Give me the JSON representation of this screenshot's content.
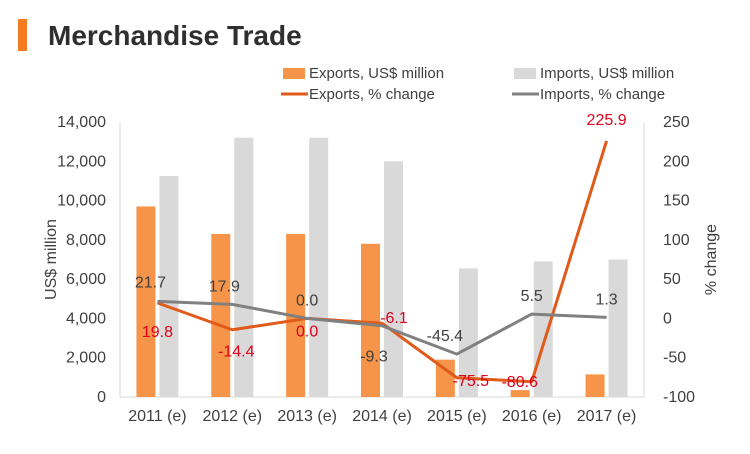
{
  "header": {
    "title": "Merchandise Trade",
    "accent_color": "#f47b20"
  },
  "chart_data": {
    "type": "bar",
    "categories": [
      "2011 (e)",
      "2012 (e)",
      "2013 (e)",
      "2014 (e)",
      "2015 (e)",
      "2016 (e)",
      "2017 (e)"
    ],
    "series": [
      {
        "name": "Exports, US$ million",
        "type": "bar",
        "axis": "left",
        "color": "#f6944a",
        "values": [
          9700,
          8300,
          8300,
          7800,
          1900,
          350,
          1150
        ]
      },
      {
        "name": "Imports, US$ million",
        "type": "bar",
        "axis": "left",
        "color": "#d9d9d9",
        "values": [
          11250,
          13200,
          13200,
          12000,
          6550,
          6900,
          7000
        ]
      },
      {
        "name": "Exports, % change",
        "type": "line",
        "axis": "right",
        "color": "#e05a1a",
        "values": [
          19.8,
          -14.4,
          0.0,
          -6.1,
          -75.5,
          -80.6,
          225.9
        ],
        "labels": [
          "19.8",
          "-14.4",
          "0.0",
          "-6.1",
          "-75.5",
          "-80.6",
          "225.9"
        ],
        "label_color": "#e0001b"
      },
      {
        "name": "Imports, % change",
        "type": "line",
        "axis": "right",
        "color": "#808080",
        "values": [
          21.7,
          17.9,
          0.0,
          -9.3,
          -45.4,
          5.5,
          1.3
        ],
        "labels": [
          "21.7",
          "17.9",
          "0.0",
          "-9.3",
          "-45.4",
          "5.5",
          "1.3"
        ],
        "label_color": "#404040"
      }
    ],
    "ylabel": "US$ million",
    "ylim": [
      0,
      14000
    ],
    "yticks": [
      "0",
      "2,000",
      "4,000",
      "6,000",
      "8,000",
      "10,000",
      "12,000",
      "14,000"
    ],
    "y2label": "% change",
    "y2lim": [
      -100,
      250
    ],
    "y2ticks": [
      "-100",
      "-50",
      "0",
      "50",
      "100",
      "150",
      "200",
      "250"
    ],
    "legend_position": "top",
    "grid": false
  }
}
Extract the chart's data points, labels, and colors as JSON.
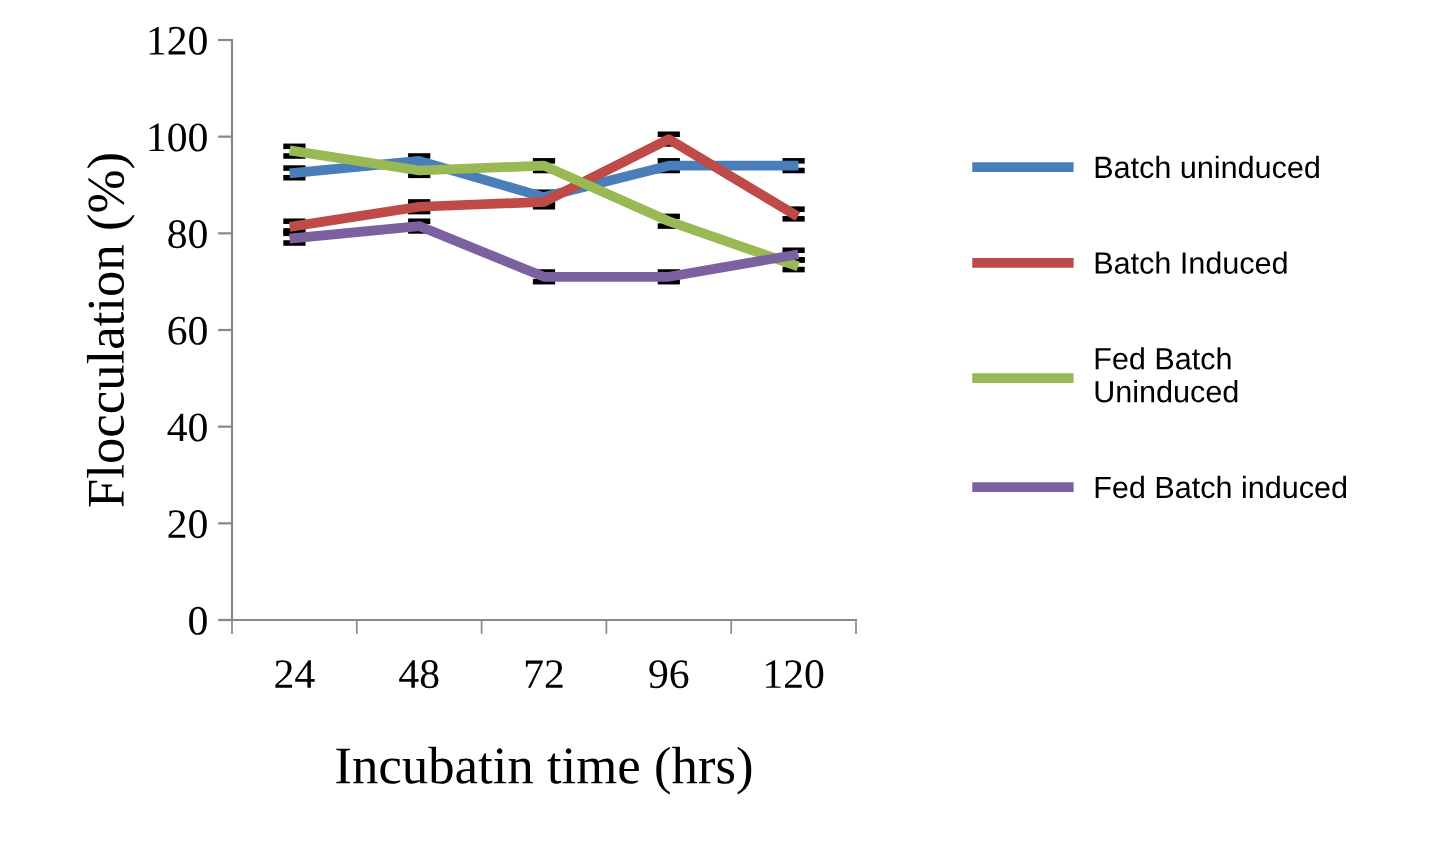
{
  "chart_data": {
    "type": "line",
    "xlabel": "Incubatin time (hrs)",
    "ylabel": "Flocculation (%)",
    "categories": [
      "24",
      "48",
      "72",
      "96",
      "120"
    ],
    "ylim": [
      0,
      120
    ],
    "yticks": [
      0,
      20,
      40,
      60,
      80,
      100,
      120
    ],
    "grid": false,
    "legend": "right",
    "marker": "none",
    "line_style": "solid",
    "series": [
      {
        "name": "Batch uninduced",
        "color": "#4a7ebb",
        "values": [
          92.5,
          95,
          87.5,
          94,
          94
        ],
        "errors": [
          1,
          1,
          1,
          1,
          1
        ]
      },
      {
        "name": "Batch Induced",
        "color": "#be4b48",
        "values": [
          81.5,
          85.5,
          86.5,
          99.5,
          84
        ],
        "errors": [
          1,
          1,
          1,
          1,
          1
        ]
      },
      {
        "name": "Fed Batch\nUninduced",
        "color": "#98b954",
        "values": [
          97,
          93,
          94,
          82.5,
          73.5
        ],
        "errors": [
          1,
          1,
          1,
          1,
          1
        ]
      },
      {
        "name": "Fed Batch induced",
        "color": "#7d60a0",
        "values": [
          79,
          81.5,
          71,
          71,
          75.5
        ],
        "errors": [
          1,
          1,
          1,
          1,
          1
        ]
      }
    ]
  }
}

┄┄┄┄┄┄┄┄┄┄┄┄┄┄┄┄┄┄┄┄

Exercise goal – Without including the pictures, reproduce all entries exactly.

Response to this task –
Give me the JSON representation of this screenshot's content.
{
  "header": {
    "title": "Merchandise Trade",
    "accent_color": "#f47b20"
  },
  "chart_data": {
    "type": "bar",
    "categories": [
      "2011 (e)",
      "2012 (e)",
      "2013 (e)",
      "2014 (e)",
      "2015 (e)",
      "2016 (e)",
      "2017 (e)"
    ],
    "series": [
      {
        "name": "Exports, US$ million",
        "type": "bar",
        "axis": "left",
        "color": "#f6944a",
        "values": [
          9700,
          8300,
          8300,
          7800,
          1900,
          350,
          1150
        ]
      },
      {
        "name": "Imports, US$ million",
        "type": "bar",
        "axis": "left",
        "color": "#d9d9d9",
        "values": [
          11250,
          13200,
          13200,
          12000,
          6550,
          6900,
          7000
        ]
      },
      {
        "name": "Exports, % change",
        "type": "line",
        "axis": "right",
        "color": "#e05a1a",
        "values": [
          19.8,
          -14.4,
          0.0,
          -6.1,
          -75.5,
          -80.6,
          225.9
        ],
        "labels": [
          "19.8",
          "-14.4",
          "0.0",
          "-6.1",
          "-75.5",
          "-80.6",
          "225.9"
        ],
        "label_color": "#e0001b"
      },
      {
        "name": "Imports, % change",
        "type": "line",
        "axis": "right",
        "color": "#808080",
        "values": [
          21.7,
          17.9,
          0.0,
          -9.3,
          -45.4,
          5.5,
          1.3
        ],
        "labels": [
          "21.7",
          "17.9",
          "0.0",
          "-9.3",
          "-45.4",
          "5.5",
          "1.3"
        ],
        "label_color": "#404040"
      }
    ],
    "ylabel": "US$ million",
    "ylim": [
      0,
      14000
    ],
    "yticks": [
      "0",
      "2,000",
      "4,000",
      "6,000",
      "8,000",
      "10,000",
      "12,000",
      "14,000"
    ],
    "y2label": "% change",
    "y2lim": [
      -100,
      250
    ],
    "y2ticks": [
      "-100",
      "-50",
      "0",
      "50",
      "100",
      "150",
      "200",
      "250"
    ],
    "legend_position": "top",
    "grid": false
  }
}
Extract the chart's data points, labels, and colors as JSON.
{
  "chart_data": {
    "type": "line",
    "xlabel": "Incubatin time (hrs)",
    "ylabel": "Flocculation (%)",
    "categories": [
      "24",
      "48",
      "72",
      "96",
      "120"
    ],
    "ylim": [
      0,
      120
    ],
    "yticks": [
      0,
      20,
      40,
      60,
      80,
      100,
      120
    ],
    "grid": false,
    "legend": "right",
    "marker": "none",
    "line_style": "solid",
    "series": [
      {
        "name": "Batch uninduced",
        "color": "#4a7ebb",
        "values": [
          92.5,
          95,
          87.5,
          94,
          94
        ],
        "errors": [
          1,
          1,
          1,
          1,
          1
        ]
      },
      {
        "name": "Batch Induced",
        "color": "#be4b48",
        "values": [
          81.5,
          85.5,
          86.5,
          99.5,
          84
        ],
        "errors": [
          1,
          1,
          1,
          1,
          1
        ]
      },
      {
        "name": "Fed Batch\nUninduced",
        "color": "#98b954",
        "values": [
          97,
          93,
          94,
          82.5,
          73.5
        ],
        "errors": [
          1,
          1,
          1,
          1,
          1
        ]
      },
      {
        "name": "Fed Batch induced",
        "color": "#7d60a0",
        "values": [
          79,
          81.5,
          71,
          71,
          75.5
        ],
        "errors": [
          1,
          1,
          1,
          1,
          1
        ]
      }
    ]
  }
}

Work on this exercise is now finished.